# Exercise prompt
Quote each line of the material verbatim, without the pictures.

# Raw records
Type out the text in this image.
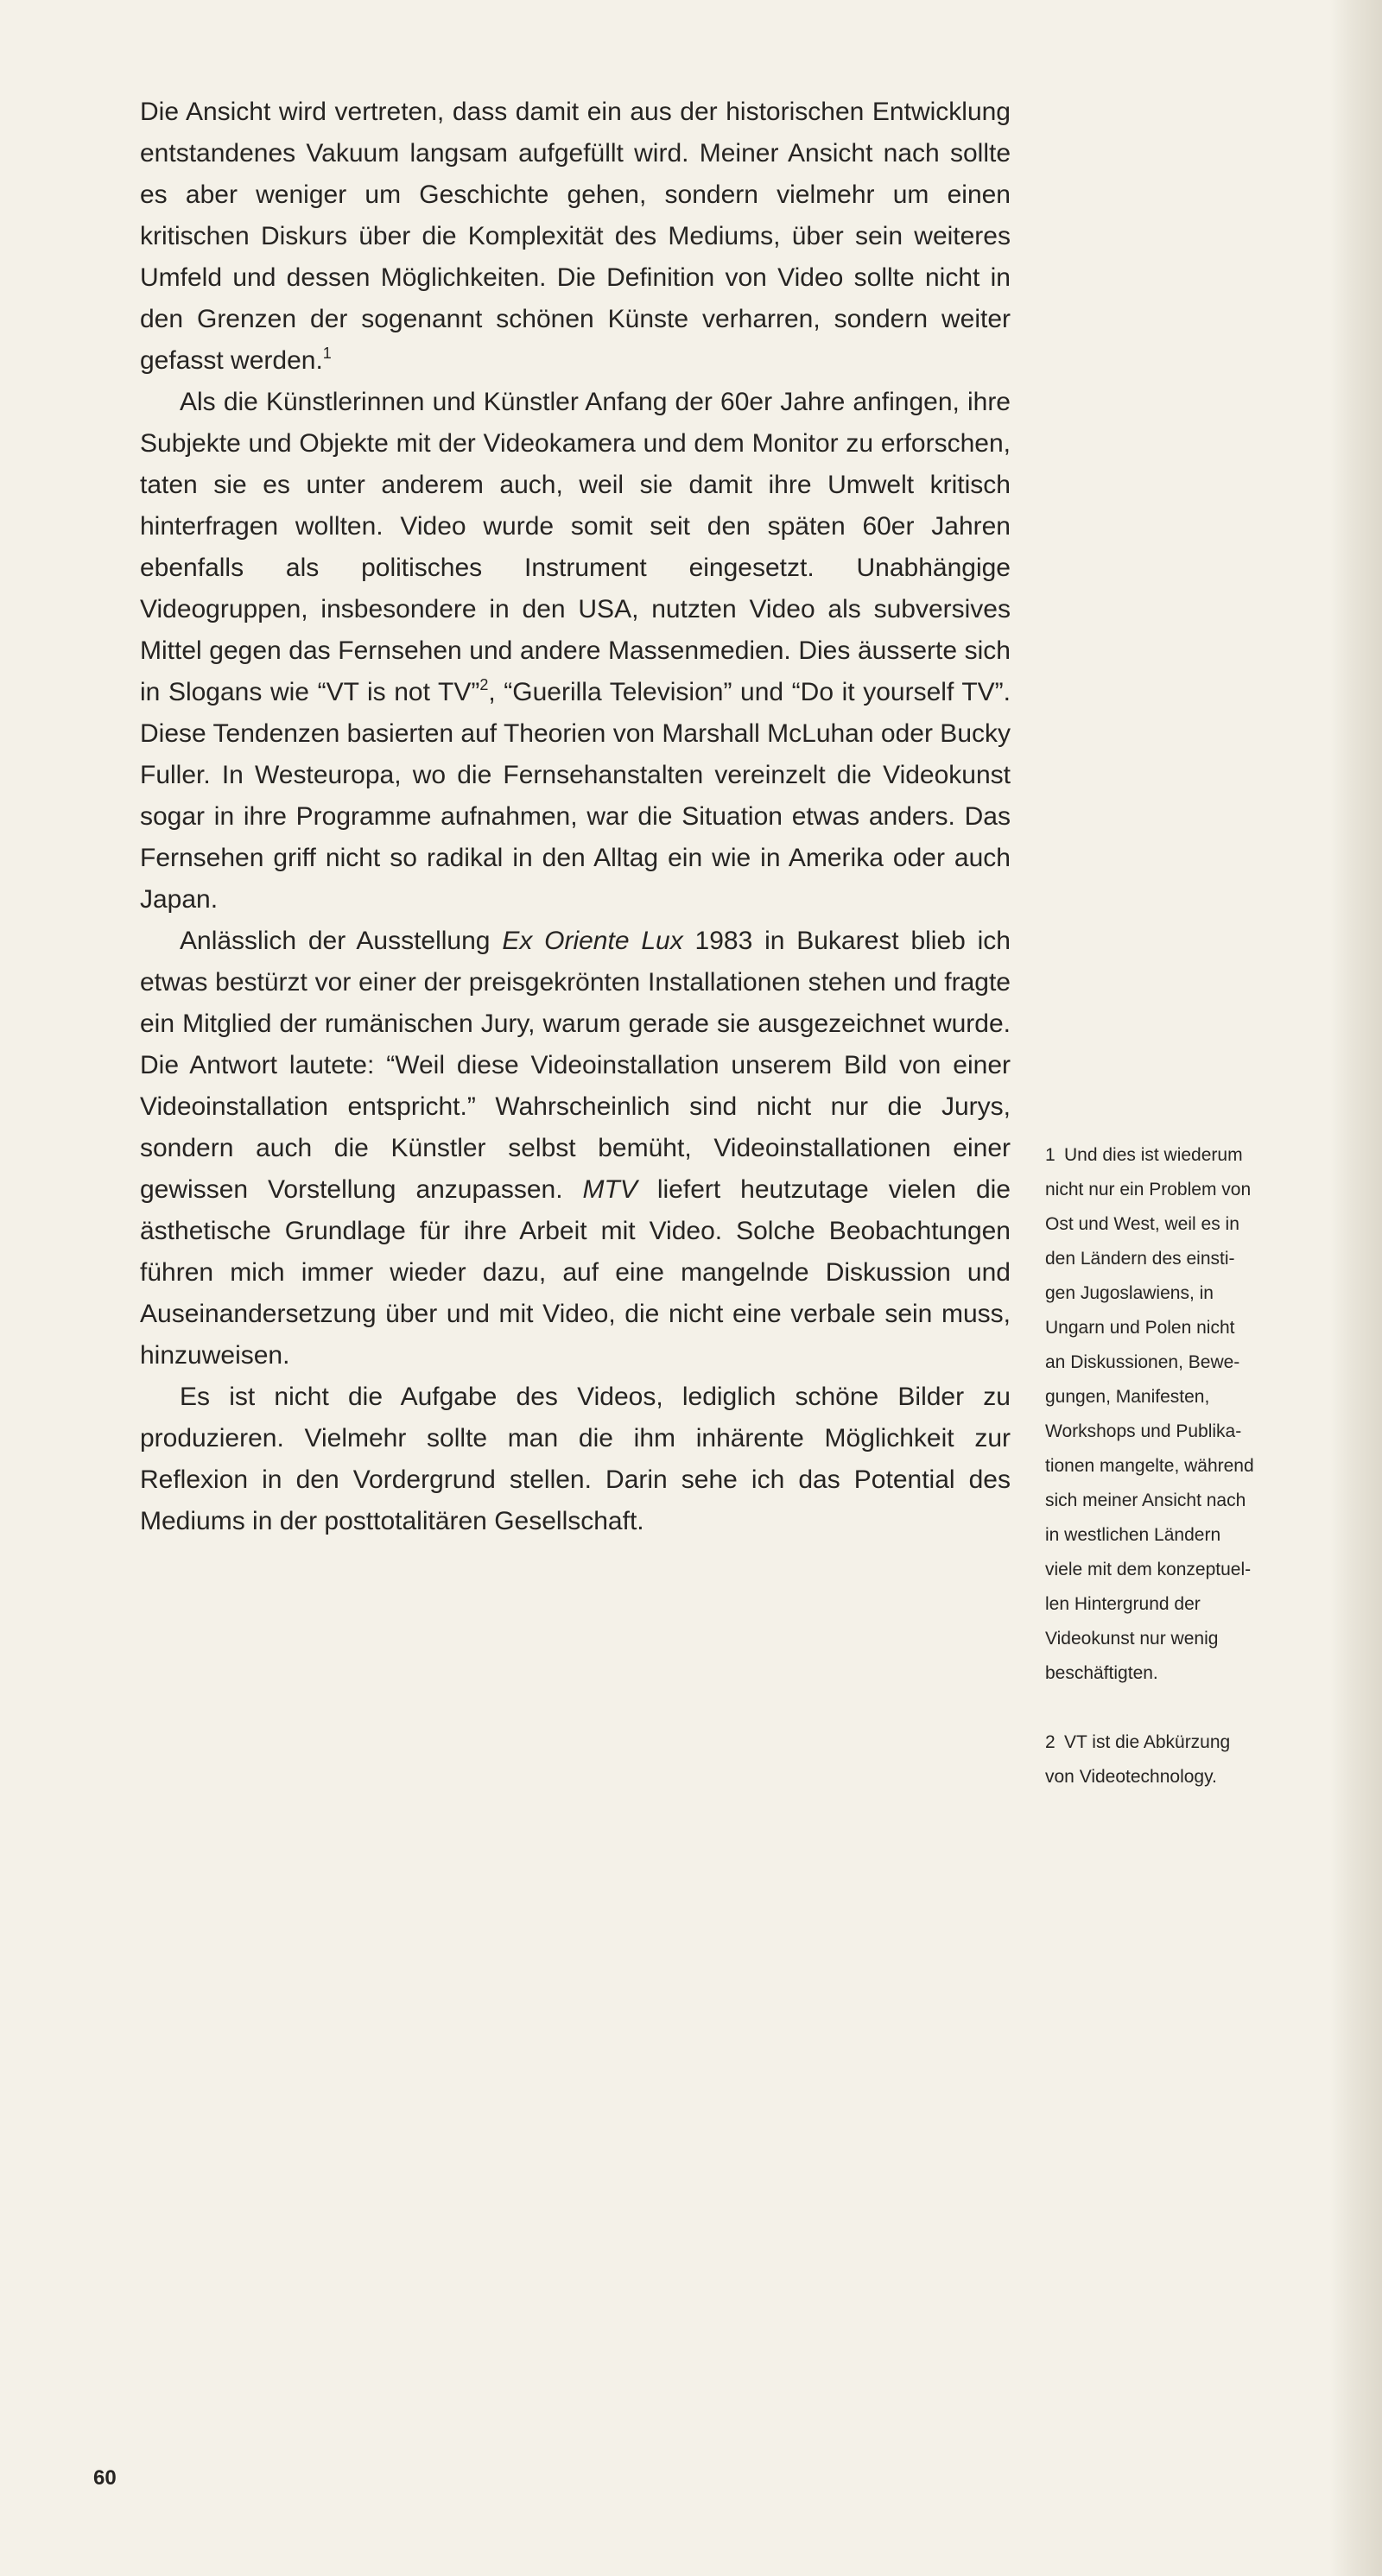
Die Ansicht wird vertreten, dass damit ein aus der historischen Entwicklung entstandenes Vakuum langsam aufgefüllt wird. Meiner Ansicht nach sollte es aber weniger um Geschichte gehen, sondern vielmehr um einen kritischen Diskurs über die Komplexität des Mediums, über sein weiteres Umfeld und dessen Möglichkeiten. Die Definition von Video sollte nicht in den Grenzen der sogenannt schönen Künste verharren, sondern weiter gefasst werden.$^1$

Als die Künstlerinnen und Künstler Anfang der 60er Jahre anfingen, ihre Subjekte und Objekte mit der Videokamera und dem Monitor zu erforschen, taten sie es unter anderem auch, weil sie damit ihre Umwelt kritisch hinterfragen wollten. Video wurde somit seit den späten 60er Jahren ebenfalls als politisches Instrument eingesetzt. Unabhängige Videogruppen, insbesondere in den USA, nutzten Video als subversives Mittel gegen das Fernsehen und andere Massenmedien. Dies äusserte sich in Slogans wie “VT is not TV”$^2$, “Guerilla Television” und “Do it yourself TV”. Diese Tendenzen basierten auf Theorien von Marshall McLuhan oder Bucky Fuller. In Westeuropa, wo die Fernsehanstalten vereinzelt die Videokunst sogar in ihre Programme aufnahmen, war die Situation etwas anders. Das Fernsehen griff nicht so radikal in den Alltag ein wie in Amerika oder auch Japan.

Anlässlich der Ausstellung Ex Oriente Lux 1983 in Bukarest blieb ich etwas bestürzt vor einer der preisgekrönten Installationen stehen und fragte ein Mitglied der rumänischen Jury, warum gerade sie ausgezeichnet wurde. Die Antwort lautete: “Weil diese Videoinstallation unserem Bild von einer Videoinstallation entspricht.” Wahrscheinlich sind nicht nur die Jurys, sondern auch die Künstler selbst bemüht, Videoinstallationen einer gewissen Vorstellung anzupassen. MTV liefert heutzutage vielen die ästhetische Grundlage für ihre Arbeit mit Video. Solche Beobachtungen führen mich immer wieder dazu, auf eine mangelnde Diskussion und Auseinandersetzung über und mit Video, die nicht eine verbale sein muss, hinzuweisen.

Es ist nicht die Aufgabe des Videos, lediglich schöne Bilder zu produzieren. Vielmehr sollte man die ihm inhärente Möglichkeit zur Reflexion in den Vordergrund stellen. Darin sehe ich das Potential des Mediums in der posttotalitären Gesellschaft.

1 Und dies ist wiederum
nicht nur ein Problem von
Ost und West, weil es in
den Ländern des einsti-
gen Jugoslawiens, in
Ungarn und Polen nicht
an Diskussionen, Bewe-
gungen, Manifesten,
Workshops und Publika-
tionen mangelte, während
sich meiner Ansicht nach
in westlichen Ländern
viele mit dem konzeptuel-
len Hintergrund der
Videokunst nur wenig
beschäftigten.

2 VT ist die Abkürzung
von Videotechnology.

60
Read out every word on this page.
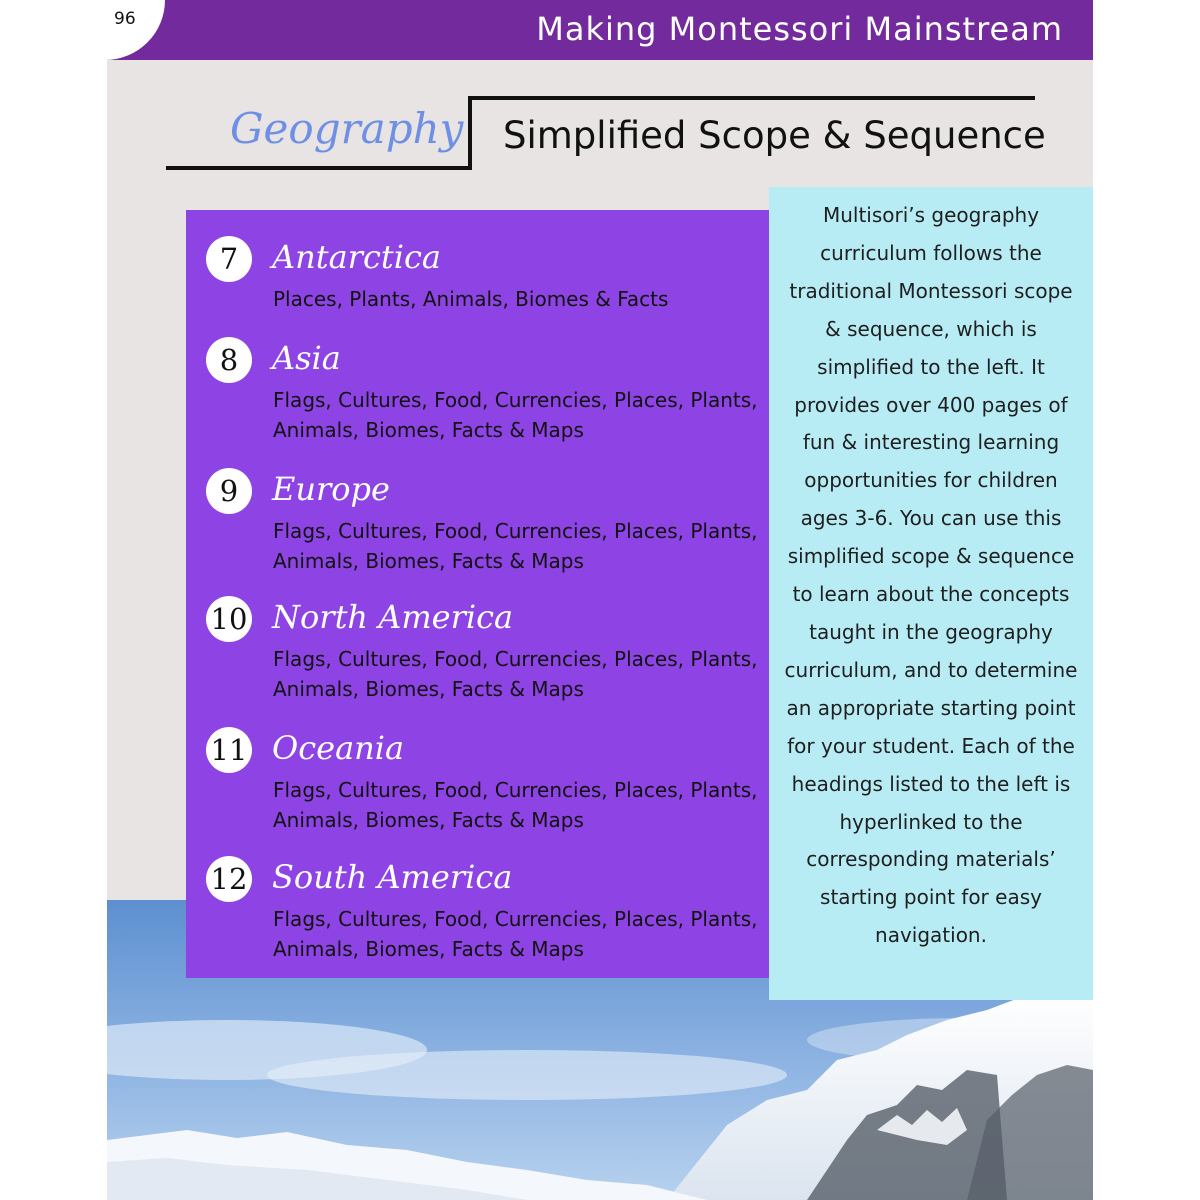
Making Montessori Mainstream
96
Geography Simplified Scope & Sequence
7	Antarctica
Places, Plants, Animals, Biomes & Facts
8	Asia
Flags, Cultures, Food, Currencies, Places, Plants, Animals, Biomes, Facts & Maps
9	Europe
Flags, Cultures, Food, Currencies, Places, Plants, Animals, Biomes, Facts & Maps
10 North America
Flags, Cultures, Food, Currencies, Places, Plants, Animals, Biomes, Facts & Maps
11 Oceania
Flags, Cultures, Food, Currencies, Places, Plants, Animals, Biomes, Facts & Maps
12 South America
Flags, Cultures, Food, Currencies, Places, Plants, Animals, Biomes, Facts & Maps
Multisori’s geography curriculum follows the traditional Montessori scope & sequence, which is simplified to the left. It provides over 400 pages of fun & interesting learning opportunities for children ages 3-6. You can use this simplified scope & sequence to learn about the concepts taught in the geography curriculum, and to determine an appropriate starting point for your student. Each of the headings listed to the left is hyperlinked to the corresponding materials’ starting point for easy navigation.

# Solved exercise
Type out the text in this image.
Die Ansicht wird vertreten, dass damit ein aus der historischen Entwicklung entstandenes Vakuum langsam aufgefüllt wird. Meiner Ansicht nach sollte es aber weniger um Geschichte gehen, sondern vielmehr um einen kritischen Diskurs über die Komplexität des Mediums, über sein weiteres Umfeld und dessen Möglichkeiten. Die Definition von Video sollte nicht in den Grenzen der sogenannt schönen Künste verharren, sondern weiter gefasst werden.$^1$

Als die Künstlerinnen und Künstler Anfang der 60er Jahre anfingen, ihre Subjekte und Objekte mit der Videokamera und dem Monitor zu erforschen, taten sie es unter anderem auch, weil sie damit ihre Umwelt kritisch hinterfragen wollten. Video wurde somit seit den späten 60er Jahren ebenfalls als politisches Instrument eingesetzt. Unabhängige Videogruppen, insbesondere in den USA, nutzten Video als subversives Mittel gegen das Fernsehen und andere Massenmedien. Dies äusserte sich in Slogans wie “VT is not TV”$^2$, “Guerilla Television” und “Do it yourself TV”. Diese Tendenzen basierten auf Theorien von Marshall McLuhan oder Bucky Fuller. In Westeuropa, wo die Fernsehanstalten vereinzelt die Videokunst sogar in ihre Programme aufnahmen, war die Situation etwas anders. Das Fernsehen griff nicht so radikal in den Alltag ein wie in Amerika oder auch Japan.

Anlässlich der Ausstellung Ex Oriente Lux 1983 in Bukarest blieb ich etwas bestürzt vor einer der preisgekrönten Installationen stehen und fragte ein Mitglied der rumänischen Jury, warum gerade sie ausgezeichnet wurde. Die Antwort lautete: “Weil diese Videoinstallation unserem Bild von einer Videoinstallation entspricht.” Wahrscheinlich sind nicht nur die Jurys, sondern auch die Künstler selbst bemüht, Videoinstallationen einer gewissen Vorstellung anzupassen. MTV liefert heutzutage vielen die ästhetische Grundlage für ihre Arbeit mit Video. Solche Beobachtungen führen mich immer wieder dazu, auf eine mangelnde Diskussion und Auseinandersetzung über und mit Video, die nicht eine verbale sein muss, hinzuweisen.

Es ist nicht die Aufgabe des Videos, lediglich schöne Bilder zu produzieren. Vielmehr sollte man die ihm inhärente Möglichkeit zur Reflexion in den Vordergrund stellen. Darin sehe ich das Potential des Mediums in der posttotalitären Gesellschaft.

1 Und dies ist wiederum
nicht nur ein Problem von
Ost und West, weil es in
den Ländern des einsti-
gen Jugoslawiens, in
Ungarn und Polen nicht
an Diskussionen, Bewe-
gungen, Manifesten,
Workshops und Publika-
tionen mangelte, während
sich meiner Ansicht nach
in westlichen Ländern
viele mit dem konzeptuel-
len Hintergrund der
Videokunst nur wenig
beschäftigten.

2 VT ist die Abkürzung
von Videotechnology.

60
Read out every word on this page.
Making Montessori Mainstream
96
Geography Simplified Scope & Sequence
7	Antarctica
Places, Plants, Animals, Biomes & Facts
8	Asia
Flags, Cultures, Food, Currencies, Places, Plants, Animals, Biomes, Facts & Maps
9	Europe
Flags, Cultures, Food, Currencies, Places, Plants, Animals, Biomes, Facts & Maps
10 North America
Flags, Cultures, Food, Currencies, Places, Plants, Animals, Biomes, Facts & Maps
11 Oceania
Flags, Cultures, Food, Currencies, Places, Plants, Animals, Biomes, Facts & Maps
12 South America
Flags, Cultures, Food, Currencies, Places, Plants, Animals, Biomes, Facts & Maps
Multisori’s geography curriculum follows the traditional Montessori scope & sequence, which is simplified to the left. It provides over 400 pages of fun & interesting learning opportunities for children ages 3-6. You can use this simplified scope & sequence to learn about the concepts taught in the geography curriculum, and to determine an appropriate starting point for your student. Each of the headings listed to the left is hyperlinked to the corresponding materials’ starting point for easy navigation.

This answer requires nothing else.